## TASK TO COMPLETE
Every entry below must be repeated exactly; skip the pictures.

## DATA TO PROCESS
◆ ◆ ◆ ◆

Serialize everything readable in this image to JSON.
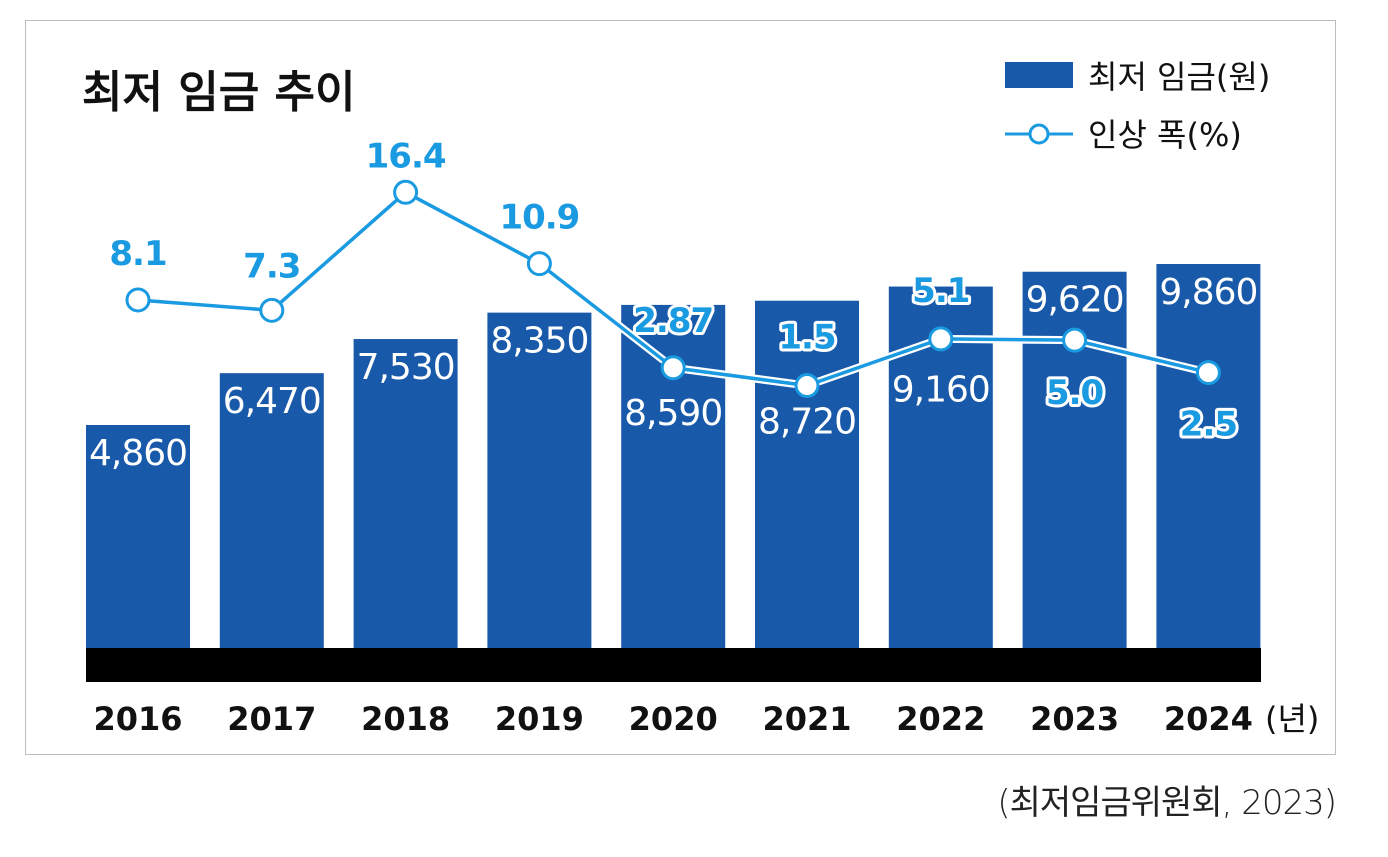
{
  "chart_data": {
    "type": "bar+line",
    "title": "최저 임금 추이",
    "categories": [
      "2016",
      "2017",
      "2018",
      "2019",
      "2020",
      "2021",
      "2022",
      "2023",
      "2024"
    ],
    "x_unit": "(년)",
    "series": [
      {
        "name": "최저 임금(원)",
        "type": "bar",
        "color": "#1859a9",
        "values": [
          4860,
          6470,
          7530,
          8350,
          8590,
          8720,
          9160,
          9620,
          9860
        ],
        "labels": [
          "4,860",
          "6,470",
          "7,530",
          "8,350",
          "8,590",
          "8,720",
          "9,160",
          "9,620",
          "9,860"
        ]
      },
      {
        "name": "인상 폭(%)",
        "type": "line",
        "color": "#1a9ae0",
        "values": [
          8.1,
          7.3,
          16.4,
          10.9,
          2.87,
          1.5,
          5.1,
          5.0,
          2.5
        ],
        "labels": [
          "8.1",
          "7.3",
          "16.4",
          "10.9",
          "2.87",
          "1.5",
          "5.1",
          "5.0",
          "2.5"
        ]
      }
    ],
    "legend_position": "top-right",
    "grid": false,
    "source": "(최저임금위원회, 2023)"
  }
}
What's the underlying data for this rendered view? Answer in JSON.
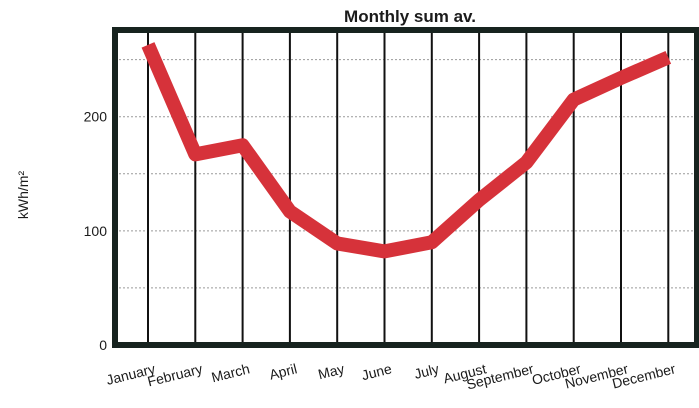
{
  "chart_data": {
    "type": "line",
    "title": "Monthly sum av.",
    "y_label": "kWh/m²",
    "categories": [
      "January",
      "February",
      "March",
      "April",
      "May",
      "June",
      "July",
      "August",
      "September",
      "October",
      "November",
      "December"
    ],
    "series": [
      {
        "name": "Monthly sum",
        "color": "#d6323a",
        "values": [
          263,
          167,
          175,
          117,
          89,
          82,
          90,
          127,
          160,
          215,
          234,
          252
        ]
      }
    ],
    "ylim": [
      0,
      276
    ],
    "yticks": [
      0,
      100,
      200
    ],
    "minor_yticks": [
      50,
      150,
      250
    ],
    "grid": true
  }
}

◆ ◆ ◆ ◆

## RESULT BELOW
Serialize everything readable in this image to JSON.
{
  "chart_data": {
    "type": "bar+line",
    "title": "최저 임금 추이",
    "categories": [
      "2016",
      "2017",
      "2018",
      "2019",
      "2020",
      "2021",
      "2022",
      "2023",
      "2024"
    ],
    "x_unit": "(년)",
    "series": [
      {
        "name": "최저 임금(원)",
        "type": "bar",
        "color": "#1859a9",
        "values": [
          4860,
          6470,
          7530,
          8350,
          8590,
          8720,
          9160,
          9620,
          9860
        ],
        "labels": [
          "4,860",
          "6,470",
          "7,530",
          "8,350",
          "8,590",
          "8,720",
          "9,160",
          "9,620",
          "9,860"
        ]
      },
      {
        "name": "인상 폭(%)",
        "type": "line",
        "color": "#1a9ae0",
        "values": [
          8.1,
          7.3,
          16.4,
          10.9,
          2.87,
          1.5,
          5.1,
          5.0,
          2.5
        ],
        "labels": [
          "8.1",
          "7.3",
          "16.4",
          "10.9",
          "2.87",
          "1.5",
          "5.1",
          "5.0",
          "2.5"
        ]
      }
    ],
    "legend_position": "top-right",
    "grid": false,
    "source": "(최저임금위원회, 2023)"
  }
}
What's the underlying data for this rendered view? Answer in JSON.
{
  "chart_data": {
    "type": "line",
    "title": "Monthly sum av.",
    "y_label": "kWh/m²",
    "categories": [
      "January",
      "February",
      "March",
      "April",
      "May",
      "June",
      "July",
      "August",
      "September",
      "October",
      "November",
      "December"
    ],
    "series": [
      {
        "name": "Monthly sum",
        "color": "#d6323a",
        "values": [
          263,
          167,
          175,
          117,
          89,
          82,
          90,
          127,
          160,
          215,
          234,
          252
        ]
      }
    ],
    "ylim": [
      0,
      276
    ],
    "yticks": [
      0,
      100,
      200
    ],
    "minor_yticks": [
      50,
      150,
      250
    ],
    "grid": true
  }
}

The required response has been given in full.